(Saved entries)
◆ ◆ ◆ ◆ ◆

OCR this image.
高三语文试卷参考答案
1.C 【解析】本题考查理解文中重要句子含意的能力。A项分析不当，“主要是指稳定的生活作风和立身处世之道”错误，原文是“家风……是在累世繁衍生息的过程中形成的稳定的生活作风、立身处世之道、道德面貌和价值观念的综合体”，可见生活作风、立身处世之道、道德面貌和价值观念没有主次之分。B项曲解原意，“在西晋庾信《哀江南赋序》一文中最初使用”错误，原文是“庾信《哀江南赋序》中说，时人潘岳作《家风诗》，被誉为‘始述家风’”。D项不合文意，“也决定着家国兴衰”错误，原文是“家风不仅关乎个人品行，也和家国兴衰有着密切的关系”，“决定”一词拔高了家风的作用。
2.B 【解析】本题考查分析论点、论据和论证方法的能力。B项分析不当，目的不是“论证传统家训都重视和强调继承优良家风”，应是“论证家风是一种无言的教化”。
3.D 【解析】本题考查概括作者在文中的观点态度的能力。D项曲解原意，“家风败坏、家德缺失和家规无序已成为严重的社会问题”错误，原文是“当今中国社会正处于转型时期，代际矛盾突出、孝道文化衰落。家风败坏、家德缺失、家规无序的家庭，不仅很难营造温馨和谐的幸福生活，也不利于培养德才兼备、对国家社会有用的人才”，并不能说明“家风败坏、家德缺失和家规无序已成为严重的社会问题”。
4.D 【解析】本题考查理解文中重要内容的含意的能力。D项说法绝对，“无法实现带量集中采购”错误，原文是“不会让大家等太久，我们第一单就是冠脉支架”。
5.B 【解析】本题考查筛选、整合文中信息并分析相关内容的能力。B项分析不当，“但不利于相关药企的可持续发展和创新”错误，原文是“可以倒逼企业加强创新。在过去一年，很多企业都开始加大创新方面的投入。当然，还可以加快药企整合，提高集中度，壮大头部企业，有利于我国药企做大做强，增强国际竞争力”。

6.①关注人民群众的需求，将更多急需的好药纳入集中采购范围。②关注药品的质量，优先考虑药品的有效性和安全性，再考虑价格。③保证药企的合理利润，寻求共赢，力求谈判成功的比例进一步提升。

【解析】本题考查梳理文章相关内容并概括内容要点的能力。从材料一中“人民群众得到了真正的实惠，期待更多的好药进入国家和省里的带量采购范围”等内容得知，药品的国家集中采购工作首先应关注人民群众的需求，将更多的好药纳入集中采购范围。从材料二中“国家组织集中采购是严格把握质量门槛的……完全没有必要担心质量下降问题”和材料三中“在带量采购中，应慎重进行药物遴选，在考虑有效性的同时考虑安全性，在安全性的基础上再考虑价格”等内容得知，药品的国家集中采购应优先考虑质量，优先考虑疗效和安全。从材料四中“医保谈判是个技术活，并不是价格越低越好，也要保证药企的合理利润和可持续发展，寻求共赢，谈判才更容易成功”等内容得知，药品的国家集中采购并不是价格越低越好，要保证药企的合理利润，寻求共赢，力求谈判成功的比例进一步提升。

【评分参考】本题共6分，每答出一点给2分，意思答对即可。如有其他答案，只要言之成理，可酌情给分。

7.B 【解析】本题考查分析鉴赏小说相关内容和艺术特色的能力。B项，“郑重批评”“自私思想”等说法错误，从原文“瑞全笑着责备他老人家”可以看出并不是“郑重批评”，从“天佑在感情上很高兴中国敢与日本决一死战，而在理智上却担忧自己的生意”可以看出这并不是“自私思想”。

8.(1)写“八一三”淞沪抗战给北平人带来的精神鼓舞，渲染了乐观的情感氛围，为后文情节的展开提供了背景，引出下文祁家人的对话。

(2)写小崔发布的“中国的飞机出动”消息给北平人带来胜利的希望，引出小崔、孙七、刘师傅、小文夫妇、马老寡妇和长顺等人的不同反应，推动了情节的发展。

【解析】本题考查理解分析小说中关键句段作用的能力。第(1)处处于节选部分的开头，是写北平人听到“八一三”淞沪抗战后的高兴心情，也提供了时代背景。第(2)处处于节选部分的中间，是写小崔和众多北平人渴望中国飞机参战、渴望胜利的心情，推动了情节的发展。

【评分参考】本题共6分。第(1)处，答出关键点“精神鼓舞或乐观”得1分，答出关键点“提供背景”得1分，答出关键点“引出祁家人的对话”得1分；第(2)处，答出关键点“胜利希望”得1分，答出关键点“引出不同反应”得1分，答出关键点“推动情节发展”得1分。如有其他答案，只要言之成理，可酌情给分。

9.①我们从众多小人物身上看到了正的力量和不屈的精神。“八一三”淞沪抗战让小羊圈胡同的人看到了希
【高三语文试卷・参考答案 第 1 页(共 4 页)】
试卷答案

◆ ◆ ◆ ◆ ◆

> **What you should do**: Your task is to repeat the data exactly; please include every line.

> **Final answer**:
OCR this image.
高三语文试卷参考答案
1.C 【解析】本题考查理解文中重要句子含意的能力。A项分析不当，“主要是指稳定的生活作风和立身处世之道”错误，原文是“家风……是在累世繁衍生息的过程中形成的稳定的生活作风、立身处世之道、道德面貌和价值观念的综合体”，可见生活作风、立身处世之道、道德面貌和价值观念没有主次之分。B项曲解原意，“在西晋庾信《哀江南赋序》一文中最初使用”错误，原文是“庾信《哀江南赋序》中说，时人潘岳作《家风诗》，被誉为‘始述家风’”。D项不合文意，“也决定着家国兴衰”错误，原文是“家风不仅关乎个人品行，也和家国兴衰有着密切的关系”，“决定”一词拔高了家风的作用。
2.B 【解析】本题考查分析论点、论据和论证方法的能力。B项分析不当，目的不是“论证传统家训都重视和强调继承优良家风”，应是“论证家风是一种无言的教化”。
3.D 【解析】本题考查概括作者在文中的观点态度的能力。D项曲解原意，“家风败坏、家德缺失和家规无序已成为严重的社会问题”错误，原文是“当今中国社会正处于转型时期，代际矛盾突出、孝道文化衰落。家风败坏、家德缺失、家规无序的家庭，不仅很难营造温馨和谐的幸福生活，也不利于培养德才兼备、对国家社会有用的人才”，并不能说明“家风败坏、家德缺失和家规无序已成为严重的社会问题”。
4.D 【解析】本题考查理解文中重要内容的含意的能力。D项说法绝对，“无法实现带量集中采购”错误，原文是“不会让大家等太久，我们第一单就是冠脉支架”。
5.B 【解析】本题考查筛选、整合文中信息并分析相关内容的能力。B项分析不当，“但不利于相关药企的可持续发展和创新”错误，原文是“可以倒逼企业加强创新。在过去一年，很多企业都开始加大创新方面的投入。当然，还可以加快药企整合，提高集中度，壮大头部企业，有利于我国药企做大做强，增强国际竞争力”。

6.①关注人民群众的需求，将更多急需的好药纳入集中采购范围。②关注药品的质量，优先考虑药品的有效性和安全性，再考虑价格。③保证药企的合理利润，寻求共赢，力求谈判成功的比例进一步提升。

【解析】本题考查梳理文章相关内容并概括内容要点的能力。从材料一中“人民群众得到了真正的实惠，期待更多的好药进入国家和省里的带量采购范围”等内容得知，药品的国家集中采购工作首先应关注人民群众的需求，将更多的好药纳入集中采购范围。从材料二中“国家组织集中采购是严格把握质量门槛的……完全没有必要担心质量下降问题”和材料三中“在带量采购中，应慎重进行药物遴选，在考虑有效性的同时考虑安全性，在安全性的基础上再考虑价格”等内容得知，药品的国家集中采购应优先考虑质量，优先考虑疗效和安全。从材料四中“医保谈判是个技术活，并不是价格越低越好，也要保证药企的合理利润和可持续发展，寻求共赢，谈判才更容易成功”等内容得知，药品的国家集中采购并不是价格越低越好，要保证药企的合理利润，寻求共赢，力求谈判成功的比例进一步提升。

【评分参考】本题共6分，每答出一点给2分，意思答对即可。如有其他答案，只要言之成理，可酌情给分。

7.B 【解析】本题考查分析鉴赏小说相关内容和艺术特色的能力。B项，“郑重批评”“自私思想”等说法错误，从原文“瑞全笑着责备他老人家”可以看出并不是“郑重批评”，从“天佑在感情上很高兴中国敢与日本决一死战，而在理智上却担忧自己的生意”可以看出这并不是“自私思想”。

8.(1)写“八一三”淞沪抗战给北平人带来的精神鼓舞，渲染了乐观的情感氛围，为后文情节的展开提供了背景，引出下文祁家人的对话。

(2)写小崔发布的“中国的飞机出动”消息给北平人带来胜利的希望，引出小崔、孙七、刘师傅、小文夫妇、马老寡妇和长顺等人的不同反应，推动了情节的发展。

【解析】本题考查理解分析小说中关键句段作用的能力。第(1)处处于节选部分的开头，是写北平人听到“八一三”淞沪抗战后的高兴心情，也提供了时代背景。第(2)处处于节选部分的中间，是写小崔和众多北平人渴望中国飞机参战、渴望胜利的心情，推动了情节的发展。

【评分参考】本题共6分。第(1)处，答出关键点“精神鼓舞或乐观”得1分，答出关键点“提供背景”得1分，答出关键点“引出祁家人的对话”得1分；第(2)处，答出关键点“胜利希望”得1分，答出关键点“引出不同反应”得1分，答出关键点“推动情节发展”得1分。如有其他答案，只要言之成理，可酌情给分。

9.①我们从众多小人物身上看到了正的力量和不屈的精神。“八一三”淞沪抗战让小羊圈胡同的人看到了希
【高三语文试卷・参考答案 第 1 页(共 4 页)】
试卷答案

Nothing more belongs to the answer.